TASK INSTRUCTIONS => All of the material below is to be repeated exactly.

-------- RECORDS TO USE --------

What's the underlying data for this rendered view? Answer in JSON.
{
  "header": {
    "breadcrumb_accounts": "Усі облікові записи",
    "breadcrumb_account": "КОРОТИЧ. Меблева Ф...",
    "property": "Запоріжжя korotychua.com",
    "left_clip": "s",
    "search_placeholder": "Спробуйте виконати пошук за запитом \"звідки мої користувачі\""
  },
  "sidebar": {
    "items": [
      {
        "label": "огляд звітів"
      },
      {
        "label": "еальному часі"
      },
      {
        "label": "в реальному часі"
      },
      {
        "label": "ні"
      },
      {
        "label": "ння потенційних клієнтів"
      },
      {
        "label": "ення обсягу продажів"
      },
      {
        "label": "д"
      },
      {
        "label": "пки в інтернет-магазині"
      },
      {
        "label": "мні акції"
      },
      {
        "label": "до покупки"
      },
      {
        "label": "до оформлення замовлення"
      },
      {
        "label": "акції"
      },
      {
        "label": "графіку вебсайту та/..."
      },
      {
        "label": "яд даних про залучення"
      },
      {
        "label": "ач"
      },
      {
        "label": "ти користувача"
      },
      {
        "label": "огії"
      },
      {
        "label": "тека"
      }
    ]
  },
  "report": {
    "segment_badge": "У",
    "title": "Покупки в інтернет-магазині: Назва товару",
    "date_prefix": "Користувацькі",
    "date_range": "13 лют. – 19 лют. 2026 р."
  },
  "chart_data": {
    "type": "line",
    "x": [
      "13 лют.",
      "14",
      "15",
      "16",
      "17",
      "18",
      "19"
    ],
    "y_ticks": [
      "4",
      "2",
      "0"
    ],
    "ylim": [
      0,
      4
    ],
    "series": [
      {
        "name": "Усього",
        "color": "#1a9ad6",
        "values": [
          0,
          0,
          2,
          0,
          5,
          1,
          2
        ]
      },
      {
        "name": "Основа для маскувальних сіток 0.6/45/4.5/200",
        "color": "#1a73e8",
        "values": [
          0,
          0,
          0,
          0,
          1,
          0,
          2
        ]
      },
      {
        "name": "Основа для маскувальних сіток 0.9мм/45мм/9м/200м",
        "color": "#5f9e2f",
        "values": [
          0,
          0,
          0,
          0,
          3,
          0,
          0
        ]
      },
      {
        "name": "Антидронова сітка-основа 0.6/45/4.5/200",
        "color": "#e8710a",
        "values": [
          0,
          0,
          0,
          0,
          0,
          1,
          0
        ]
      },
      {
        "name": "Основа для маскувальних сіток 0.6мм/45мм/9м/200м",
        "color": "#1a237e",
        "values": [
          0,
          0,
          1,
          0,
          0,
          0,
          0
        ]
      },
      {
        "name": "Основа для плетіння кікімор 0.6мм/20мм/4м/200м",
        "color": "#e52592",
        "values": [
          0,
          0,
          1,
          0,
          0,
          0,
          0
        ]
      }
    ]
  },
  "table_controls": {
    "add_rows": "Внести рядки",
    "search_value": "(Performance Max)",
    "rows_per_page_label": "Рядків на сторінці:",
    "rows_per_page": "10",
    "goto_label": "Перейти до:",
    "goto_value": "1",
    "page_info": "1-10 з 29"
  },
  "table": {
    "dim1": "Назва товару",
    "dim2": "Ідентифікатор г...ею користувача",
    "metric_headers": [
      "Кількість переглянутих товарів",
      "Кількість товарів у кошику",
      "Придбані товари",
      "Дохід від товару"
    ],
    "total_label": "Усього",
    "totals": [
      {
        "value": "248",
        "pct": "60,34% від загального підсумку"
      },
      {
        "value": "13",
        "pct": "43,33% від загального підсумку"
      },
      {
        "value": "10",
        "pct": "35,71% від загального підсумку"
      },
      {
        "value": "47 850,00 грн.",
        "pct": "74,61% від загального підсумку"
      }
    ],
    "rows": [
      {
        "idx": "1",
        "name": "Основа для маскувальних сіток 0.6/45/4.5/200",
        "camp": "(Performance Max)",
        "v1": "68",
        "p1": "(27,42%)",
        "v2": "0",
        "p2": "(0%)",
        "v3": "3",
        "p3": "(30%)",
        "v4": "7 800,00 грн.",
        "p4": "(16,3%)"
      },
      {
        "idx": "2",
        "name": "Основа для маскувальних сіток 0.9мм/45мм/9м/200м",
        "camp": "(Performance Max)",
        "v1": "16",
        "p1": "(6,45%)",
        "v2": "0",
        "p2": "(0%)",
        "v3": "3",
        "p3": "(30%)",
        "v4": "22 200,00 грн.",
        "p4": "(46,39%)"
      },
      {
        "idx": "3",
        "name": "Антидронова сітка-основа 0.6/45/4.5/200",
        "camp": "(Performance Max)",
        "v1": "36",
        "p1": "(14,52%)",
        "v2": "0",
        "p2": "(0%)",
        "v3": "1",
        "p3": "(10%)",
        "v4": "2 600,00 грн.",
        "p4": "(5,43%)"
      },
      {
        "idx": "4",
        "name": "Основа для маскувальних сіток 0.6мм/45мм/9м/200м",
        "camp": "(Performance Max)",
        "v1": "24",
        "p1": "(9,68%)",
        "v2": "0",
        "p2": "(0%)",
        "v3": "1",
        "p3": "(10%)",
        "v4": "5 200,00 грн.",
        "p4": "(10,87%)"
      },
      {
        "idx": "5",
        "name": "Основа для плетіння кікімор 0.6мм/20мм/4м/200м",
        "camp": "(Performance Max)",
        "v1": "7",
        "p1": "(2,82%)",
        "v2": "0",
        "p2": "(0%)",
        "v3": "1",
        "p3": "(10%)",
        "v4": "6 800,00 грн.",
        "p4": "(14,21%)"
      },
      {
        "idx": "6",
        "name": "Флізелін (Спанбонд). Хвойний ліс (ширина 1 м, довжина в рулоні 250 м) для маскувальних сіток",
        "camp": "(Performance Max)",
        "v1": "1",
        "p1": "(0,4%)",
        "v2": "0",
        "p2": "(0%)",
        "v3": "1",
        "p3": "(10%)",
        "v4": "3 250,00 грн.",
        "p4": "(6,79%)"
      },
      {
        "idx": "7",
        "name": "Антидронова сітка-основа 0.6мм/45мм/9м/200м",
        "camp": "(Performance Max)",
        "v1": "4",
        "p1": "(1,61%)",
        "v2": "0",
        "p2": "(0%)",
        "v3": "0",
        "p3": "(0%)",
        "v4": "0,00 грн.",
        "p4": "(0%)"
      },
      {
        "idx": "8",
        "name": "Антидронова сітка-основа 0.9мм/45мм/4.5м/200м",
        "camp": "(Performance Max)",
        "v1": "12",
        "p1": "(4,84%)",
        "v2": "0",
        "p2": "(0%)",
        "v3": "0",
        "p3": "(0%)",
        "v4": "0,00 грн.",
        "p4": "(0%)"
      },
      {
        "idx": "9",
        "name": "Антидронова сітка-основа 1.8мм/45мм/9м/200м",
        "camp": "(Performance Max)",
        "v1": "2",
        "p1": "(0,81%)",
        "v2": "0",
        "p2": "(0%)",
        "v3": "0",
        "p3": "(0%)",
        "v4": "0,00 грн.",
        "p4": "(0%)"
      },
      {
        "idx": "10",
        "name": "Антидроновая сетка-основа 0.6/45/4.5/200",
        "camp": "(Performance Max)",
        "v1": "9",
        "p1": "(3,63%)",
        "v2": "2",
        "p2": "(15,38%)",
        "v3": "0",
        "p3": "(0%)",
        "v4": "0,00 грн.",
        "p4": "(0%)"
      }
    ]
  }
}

--------

THE OUTPUT =>
What's the underlying data for this rendered view? Answer in JSON.
{
  "header": {
    "breadcrumb_accounts": "Усі облікові записи",
    "breadcrumb_account": "КОРОТИЧ. Меблева Ф...",
    "property": "Запоріжжя korotychua.com",
    "left_clip": "s",
    "search_placeholder": "Спробуйте виконати пошук за запитом \"звідки мої користувачі\""
  },
  "sidebar": {
    "items": [
      {
        "label": "огляд звітів"
      },
      {
        "label": "еальному часі"
      },
      {
        "label": "в реальному часі"
      },
      {
        "label": "ні"
      },
      {
        "label": "ння потенційних клієнтів"
      },
      {
        "label": "ення обсягу продажів"
      },
      {
        "label": "д"
      },
      {
        "label": "пки в інтернет-магазині"
      },
      {
        "label": "мні акції"
      },
      {
        "label": "до покупки"
      },
      {
        "label": "до оформлення замовлення"
      },
      {
        "label": "акції"
      },
      {
        "label": "графіку вебсайту та/..."
      },
      {
        "label": "яд даних про залучення"
      },
      {
        "label": "ач"
      },
      {
        "label": "ти користувача"
      },
      {
        "label": "огії"
      },
      {
        "label": "тека"
      }
    ]
  },
  "report": {
    "segment_badge": "У",
    "title": "Покупки в інтернет-магазині: Назва товару",
    "date_prefix": "Користувацькі",
    "date_range": "13 лют. – 19 лют. 2026 р."
  },
  "chart_data": {
    "type": "line",
    "x": [
      "13 лют.",
      "14",
      "15",
      "16",
      "17",
      "18",
      "19"
    ],
    "y_ticks": [
      "4",
      "2",
      "0"
    ],
    "ylim": [
      0,
      4
    ],
    "series": [
      {
        "name": "Усього",
        "color": "#1a9ad6",
        "values": [
          0,
          0,
          2,
          0,
          5,
          1,
          2
        ]
      },
      {
        "name": "Основа для маскувальних сіток 0.6/45/4.5/200",
        "color": "#1a73e8",
        "values": [
          0,
          0,
          0,
          0,
          1,
          0,
          2
        ]
      },
      {
        "name": "Основа для маскувальних сіток 0.9мм/45мм/9м/200м",
        "color": "#5f9e2f",
        "values": [
          0,
          0,
          0,
          0,
          3,
          0,
          0
        ]
      },
      {
        "name": "Антидронова сітка-основа 0.6/45/4.5/200",
        "color": "#e8710a",
        "values": [
          0,
          0,
          0,
          0,
          0,
          1,
          0
        ]
      },
      {
        "name": "Основа для маскувальних сіток 0.6мм/45мм/9м/200м",
        "color": "#1a237e",
        "values": [
          0,
          0,
          1,
          0,
          0,
          0,
          0
        ]
      },
      {
        "name": "Основа для плетіння кікімор 0.6мм/20мм/4м/200м",
        "color": "#e52592",
        "values": [
          0,
          0,
          1,
          0,
          0,
          0,
          0
        ]
      }
    ]
  },
  "table_controls": {
    "add_rows": "Внести рядки",
    "search_value": "(Performance Max)",
    "rows_per_page_label": "Рядків на сторінці:",
    "rows_per_page": "10",
    "goto_label": "Перейти до:",
    "goto_value": "1",
    "page_info": "1-10 з 29"
  },
  "table": {
    "dim1": "Назва товару",
    "dim2": "Ідентифікатор г...ею користувача",
    "metric_headers": [
      "Кількість переглянутих товарів",
      "Кількість товарів у кошику",
      "Придбані товари",
      "Дохід від товару"
    ],
    "total_label": "Усього",
    "totals": [
      {
        "value": "248",
        "pct": "60,34% від загального підсумку"
      },
      {
        "value": "13",
        "pct": "43,33% від загального підсумку"
      },
      {
        "value": "10",
        "pct": "35,71% від загального підсумку"
      },
      {
        "value": "47 850,00 грн.",
        "pct": "74,61% від загального підсумку"
      }
    ],
    "rows": [
      {
        "idx": "1",
        "name": "Основа для маскувальних сіток 0.6/45/4.5/200",
        "camp": "(Performance Max)",
        "v1": "68",
        "p1": "(27,42%)",
        "v2": "0",
        "p2": "(0%)",
        "v3": "3",
        "p3": "(30%)",
        "v4": "7 800,00 грн.",
        "p4": "(16,3%)"
      },
      {
        "idx": "2",
        "name": "Основа для маскувальних сіток 0.9мм/45мм/9м/200м",
        "camp": "(Performance Max)",
        "v1": "16",
        "p1": "(6,45%)",
        "v2": "0",
        "p2": "(0%)",
        "v3": "3",
        "p3": "(30%)",
        "v4": "22 200,00 грн.",
        "p4": "(46,39%)"
      },
      {
        "idx": "3",
        "name": "Антидронова сітка-основа 0.6/45/4.5/200",
        "camp": "(Performance Max)",
        "v1": "36",
        "p1": "(14,52%)",
        "v2": "0",
        "p2": "(0%)",
        "v3": "1",
        "p3": "(10%)",
        "v4": "2 600,00 грн.",
        "p4": "(5,43%)"
      },
      {
        "idx": "4",
        "name": "Основа для маскувальних сіток 0.6мм/45мм/9м/200м",
        "camp": "(Performance Max)",
        "v1": "24",
        "p1": "(9,68%)",
        "v2": "0",
        "p2": "(0%)",
        "v3": "1",
        "p3": "(10%)",
        "v4": "5 200,00 грн.",
        "p4": "(10,87%)"
      },
      {
        "idx": "5",
        "name": "Основа для плетіння кікімор 0.6мм/20мм/4м/200м",
        "camp": "(Performance Max)",
        "v1": "7",
        "p1": "(2,82%)",
        "v2": "0",
        "p2": "(0%)",
        "v3": "1",
        "p3": "(10%)",
        "v4": "6 800,00 грн.",
        "p4": "(14,21%)"
      },
      {
        "idx": "6",
        "name": "Флізелін (Спанбонд). Хвойний ліс (ширина 1 м, довжина в рулоні 250 м) для маскувальних сіток",
        "camp": "(Performance Max)",
        "v1": "1",
        "p1": "(0,4%)",
        "v2": "0",
        "p2": "(0%)",
        "v3": "1",
        "p3": "(10%)",
        "v4": "3 250,00 грн.",
        "p4": "(6,79%)"
      },
      {
        "idx": "7",
        "name": "Антидронова сітка-основа 0.6мм/45мм/9м/200м",
        "camp": "(Performance Max)",
        "v1": "4",
        "p1": "(1,61%)",
        "v2": "0",
        "p2": "(0%)",
        "v3": "0",
        "p3": "(0%)",
        "v4": "0,00 грн.",
        "p4": "(0%)"
      },
      {
        "idx": "8",
        "name": "Антидронова сітка-основа 0.9мм/45мм/4.5м/200м",
        "camp": "(Performance Max)",
        "v1": "12",
        "p1": "(4,84%)",
        "v2": "0",
        "p2": "(0%)",
        "v3": "0",
        "p3": "(0%)",
        "v4": "0,00 грн.",
        "p4": "(0%)"
      },
      {
        "idx": "9",
        "name": "Антидронова сітка-основа 1.8мм/45мм/9м/200м",
        "camp": "(Performance Max)",
        "v1": "2",
        "p1": "(0,81%)",
        "v2": "0",
        "p2": "(0%)",
        "v3": "0",
        "p3": "(0%)",
        "v4": "0,00 грн.",
        "p4": "(0%)"
      },
      {
        "idx": "10",
        "name": "Антидроновая сетка-основа 0.6/45/4.5/200",
        "camp": "(Performance Max)",
        "v1": "9",
        "p1": "(3,63%)",
        "v2": "2",
        "p2": "(15,38%)",
        "v3": "0",
        "p3": "(0%)",
        "v4": "0,00 грн.",
        "p4": "(0%)"
      }
    ]
  }
}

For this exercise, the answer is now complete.